**Exercise description**. Every line of the material is to be repeated exactly as it stands.

**Dataset records**.
════════
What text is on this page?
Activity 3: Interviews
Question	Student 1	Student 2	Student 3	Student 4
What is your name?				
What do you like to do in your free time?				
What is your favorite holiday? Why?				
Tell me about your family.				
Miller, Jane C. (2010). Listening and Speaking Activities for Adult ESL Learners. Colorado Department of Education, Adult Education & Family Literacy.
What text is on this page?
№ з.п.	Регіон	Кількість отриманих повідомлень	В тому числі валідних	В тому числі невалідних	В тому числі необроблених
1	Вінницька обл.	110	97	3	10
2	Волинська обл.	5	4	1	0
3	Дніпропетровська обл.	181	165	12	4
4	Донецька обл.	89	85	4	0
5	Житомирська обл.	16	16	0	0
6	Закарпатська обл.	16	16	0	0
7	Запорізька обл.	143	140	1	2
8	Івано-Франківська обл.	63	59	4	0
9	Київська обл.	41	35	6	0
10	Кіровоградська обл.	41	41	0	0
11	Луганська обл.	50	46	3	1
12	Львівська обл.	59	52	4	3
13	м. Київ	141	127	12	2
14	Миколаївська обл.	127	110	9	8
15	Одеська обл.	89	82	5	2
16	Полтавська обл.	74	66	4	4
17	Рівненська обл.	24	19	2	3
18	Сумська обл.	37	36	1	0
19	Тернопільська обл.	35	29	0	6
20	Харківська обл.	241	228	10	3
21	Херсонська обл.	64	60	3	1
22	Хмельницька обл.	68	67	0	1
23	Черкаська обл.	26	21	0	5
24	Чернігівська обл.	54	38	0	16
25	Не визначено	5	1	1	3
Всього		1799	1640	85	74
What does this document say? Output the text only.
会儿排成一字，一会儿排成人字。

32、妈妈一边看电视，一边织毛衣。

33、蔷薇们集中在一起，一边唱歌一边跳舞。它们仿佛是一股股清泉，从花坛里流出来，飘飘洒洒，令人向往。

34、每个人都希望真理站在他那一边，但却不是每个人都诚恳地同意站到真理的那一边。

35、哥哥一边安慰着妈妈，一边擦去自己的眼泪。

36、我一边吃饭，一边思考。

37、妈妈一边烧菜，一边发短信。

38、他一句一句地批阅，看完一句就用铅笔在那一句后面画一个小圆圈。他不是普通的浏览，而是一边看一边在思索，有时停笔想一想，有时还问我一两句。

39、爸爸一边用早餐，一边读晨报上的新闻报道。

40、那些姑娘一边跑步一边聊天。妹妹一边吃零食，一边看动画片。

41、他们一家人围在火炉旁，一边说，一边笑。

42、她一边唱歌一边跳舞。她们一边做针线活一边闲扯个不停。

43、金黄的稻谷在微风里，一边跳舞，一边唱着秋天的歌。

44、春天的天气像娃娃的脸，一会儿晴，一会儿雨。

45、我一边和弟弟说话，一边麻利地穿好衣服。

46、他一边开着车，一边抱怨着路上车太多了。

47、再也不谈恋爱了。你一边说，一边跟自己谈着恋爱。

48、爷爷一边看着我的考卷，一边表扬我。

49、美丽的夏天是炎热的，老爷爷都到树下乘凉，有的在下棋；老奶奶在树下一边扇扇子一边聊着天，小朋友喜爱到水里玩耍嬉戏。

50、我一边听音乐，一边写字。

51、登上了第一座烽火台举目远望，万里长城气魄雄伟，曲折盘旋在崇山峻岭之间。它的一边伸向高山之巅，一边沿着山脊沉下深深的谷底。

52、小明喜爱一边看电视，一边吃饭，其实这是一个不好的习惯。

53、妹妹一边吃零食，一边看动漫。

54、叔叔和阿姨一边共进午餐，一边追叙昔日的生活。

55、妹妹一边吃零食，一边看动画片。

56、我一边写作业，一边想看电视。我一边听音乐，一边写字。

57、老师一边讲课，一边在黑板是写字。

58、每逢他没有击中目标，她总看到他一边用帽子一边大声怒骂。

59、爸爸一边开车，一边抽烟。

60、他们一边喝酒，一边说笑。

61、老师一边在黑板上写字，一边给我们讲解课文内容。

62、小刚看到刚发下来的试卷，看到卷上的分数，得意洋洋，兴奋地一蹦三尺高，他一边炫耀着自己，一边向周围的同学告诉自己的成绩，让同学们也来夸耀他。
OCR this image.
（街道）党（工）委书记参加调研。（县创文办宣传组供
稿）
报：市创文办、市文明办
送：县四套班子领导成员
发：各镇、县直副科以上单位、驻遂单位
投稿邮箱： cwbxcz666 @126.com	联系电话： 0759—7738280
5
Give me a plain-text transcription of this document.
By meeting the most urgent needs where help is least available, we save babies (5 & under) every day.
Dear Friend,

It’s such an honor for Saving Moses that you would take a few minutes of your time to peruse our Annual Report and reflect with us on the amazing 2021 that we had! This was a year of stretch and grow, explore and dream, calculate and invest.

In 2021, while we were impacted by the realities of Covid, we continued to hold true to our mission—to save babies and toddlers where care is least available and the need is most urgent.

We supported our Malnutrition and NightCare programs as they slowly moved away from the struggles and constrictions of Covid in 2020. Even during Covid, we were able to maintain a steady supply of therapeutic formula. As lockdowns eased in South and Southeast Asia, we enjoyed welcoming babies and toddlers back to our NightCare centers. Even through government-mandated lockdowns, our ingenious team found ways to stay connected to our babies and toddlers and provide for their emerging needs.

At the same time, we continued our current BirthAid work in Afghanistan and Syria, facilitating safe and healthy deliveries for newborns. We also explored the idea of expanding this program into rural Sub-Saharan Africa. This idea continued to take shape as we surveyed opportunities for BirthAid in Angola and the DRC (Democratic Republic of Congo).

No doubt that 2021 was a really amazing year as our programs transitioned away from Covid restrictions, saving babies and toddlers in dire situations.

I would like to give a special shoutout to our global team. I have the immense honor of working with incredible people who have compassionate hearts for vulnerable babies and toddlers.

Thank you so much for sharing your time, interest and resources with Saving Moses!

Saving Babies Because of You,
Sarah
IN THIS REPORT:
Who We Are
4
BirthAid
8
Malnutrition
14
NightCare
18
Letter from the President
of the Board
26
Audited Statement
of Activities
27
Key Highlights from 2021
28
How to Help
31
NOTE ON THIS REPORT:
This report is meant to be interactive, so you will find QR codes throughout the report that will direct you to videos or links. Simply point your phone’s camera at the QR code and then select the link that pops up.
════════
**Task result**.
What text is on this page?
Activity 3: Interviews
Question	Student 1	Student 2	Student 3	Student 4
What is your name?				
What do you like to do in your free time?				
What is your favorite holiday? Why?				
Tell me about your family.				
Miller, Jane C. (2010). Listening and Speaking Activities for Adult ESL Learners. Colorado Department of Education, Adult Education & Family Literacy.
What text is on this page?
№ з.п.	Регіон	Кількість отриманих повідомлень	В тому числі валідних	В тому числі невалідних	В тому числі необроблених
1	Вінницька обл.	110	97	3	10
2	Волинська обл.	5	4	1	0
3	Дніпропетровська обл.	181	165	12	4
4	Донецька обл.	89	85	4	0
5	Житомирська обл.	16	16	0	0
6	Закарпатська обл.	16	16	0	0
7	Запорізька обл.	143	140	1	2
8	Івано-Франківська обл.	63	59	4	0
9	Київська обл.	41	35	6	0
10	Кіровоградська обл.	41	41	0	0
11	Луганська обл.	50	46	3	1
12	Львівська обл.	59	52	4	3
13	м. Київ	141	127	12	2
14	Миколаївська обл.	127	110	9	8
15	Одеська обл.	89	82	5	2
16	Полтавська обл.	74	66	4	4
17	Рівненська обл.	24	19	2	3
18	Сумська обл.	37	36	1	0
19	Тернопільська обл.	35	29	0	6
20	Харківська обл.	241	228	10	3
21	Херсонська обл.	64	60	3	1
22	Хмельницька обл.	68	67	0	1
23	Черкаська обл.	26	21	0	5
24	Чернігівська обл.	54	38	0	16
25	Не визначено	5	1	1	3
Всього		1799	1640	85	74
What does this document say? Output the text only.
会儿排成一字，一会儿排成人字。

32、妈妈一边看电视，一边织毛衣。

33、蔷薇们集中在一起，一边唱歌一边跳舞。它们仿佛是一股股清泉，从花坛里流出来，飘飘洒洒，令人向往。

34、每个人都希望真理站在他那一边，但却不是每个人都诚恳地同意站到真理的那一边。

35、哥哥一边安慰着妈妈，一边擦去自己的眼泪。

36、我一边吃饭，一边思考。

37、妈妈一边烧菜，一边发短信。

38、他一句一句地批阅，看完一句就用铅笔在那一句后面画一个小圆圈。他不是普通的浏览，而是一边看一边在思索，有时停笔想一想，有时还问我一两句。

39、爸爸一边用早餐，一边读晨报上的新闻报道。

40、那些姑娘一边跑步一边聊天。妹妹一边吃零食，一边看动画片。

41、他们一家人围在火炉旁，一边说，一边笑。

42、她一边唱歌一边跳舞。她们一边做针线活一边闲扯个不停。

43、金黄的稻谷在微风里，一边跳舞，一边唱着秋天的歌。

44、春天的天气像娃娃的脸，一会儿晴，一会儿雨。

45、我一边和弟弟说话，一边麻利地穿好衣服。

46、他一边开着车，一边抱怨着路上车太多了。

47、再也不谈恋爱了。你一边说，一边跟自己谈着恋爱。

48、爷爷一边看着我的考卷，一边表扬我。

49、美丽的夏天是炎热的，老爷爷都到树下乘凉，有的在下棋；老奶奶在树下一边扇扇子一边聊着天，小朋友喜爱到水里玩耍嬉戏。

50、我一边听音乐，一边写字。

51、登上了第一座烽火台举目远望，万里长城气魄雄伟，曲折盘旋在崇山峻岭之间。它的一边伸向高山之巅，一边沿着山脊沉下深深的谷底。

52、小明喜爱一边看电视，一边吃饭，其实这是一个不好的习惯。

53、妹妹一边吃零食，一边看动漫。

54、叔叔和阿姨一边共进午餐，一边追叙昔日的生活。

55、妹妹一边吃零食，一边看动画片。

56、我一边写作业，一边想看电视。我一边听音乐，一边写字。

57、老师一边讲课，一边在黑板是写字。

58、每逢他没有击中目标，她总看到他一边用帽子一边大声怒骂。

59、爸爸一边开车，一边抽烟。

60、他们一边喝酒，一边说笑。

61、老师一边在黑板上写字，一边给我们讲解课文内容。

62、小刚看到刚发下来的试卷，看到卷上的分数，得意洋洋，兴奋地一蹦三尺高，他一边炫耀着自己，一边向周围的同学告诉自己的成绩，让同学们也来夸耀他。
OCR this image.
（街道）党（工）委书记参加调研。（县创文办宣传组供
稿）
报：市创文办、市文明办
送：县四套班子领导成员
发：各镇、县直副科以上单位、驻遂单位
投稿邮箱： cwbxcz666 @126.com	联系电话： 0759—7738280
5
Give me a plain-text transcription of this document.
By meeting the most urgent needs where help is least available, we save babies (5 & under) every day.
Dear Friend,

It’s such an honor for Saving Moses that you would take a few minutes of your time to peruse our Annual Report and reflect with us on the amazing 2021 that we had! This was a year of stretch and grow, explore and dream, calculate and invest.

In 2021, while we were impacted by the realities of Covid, we continued to hold true to our mission—to save babies and toddlers where care is least available and the need is most urgent.

We supported our Malnutrition and NightCare programs as they slowly moved away from the struggles and constrictions of Covid in 2020. Even during Covid, we were able to maintain a steady supply of therapeutic formula. As lockdowns eased in South and Southeast Asia, we enjoyed welcoming babies and toddlers back to our NightCare centers. Even through government-mandated lockdowns, our ingenious team found ways to stay connected to our babies and toddlers and provide for their emerging needs.

At the same time, we continued our current BirthAid work in Afghanistan and Syria, facilitating safe and healthy deliveries for newborns. We also explored the idea of expanding this program into rural Sub-Saharan Africa. This idea continued to take shape as we surveyed opportunities for BirthAid in Angola and the DRC (Democratic Republic of Congo).

No doubt that 2021 was a really amazing year as our programs transitioned away from Covid restrictions, saving babies and toddlers in dire situations.

I would like to give a special shoutout to our global team. I have the immense honor of working with incredible people who have compassionate hearts for vulnerable babies and toddlers.

Thank you so much for sharing your time, interest and resources with Saving Moses!

Saving Babies Because of You,
Sarah
IN THIS REPORT:
Who We Are
4
BirthAid
8
Malnutrition
14
NightCare
18
Letter from the President
of the Board
26
Audited Statement
of Activities
27
Key Highlights from 2021
28
How to Help
31
NOTE ON THIS REPORT:
This report is meant to be interactive, so you will find QR codes throughout the report that will direct you to videos or links. Simply point your phone’s camera at the QR code and then select the link that pops up.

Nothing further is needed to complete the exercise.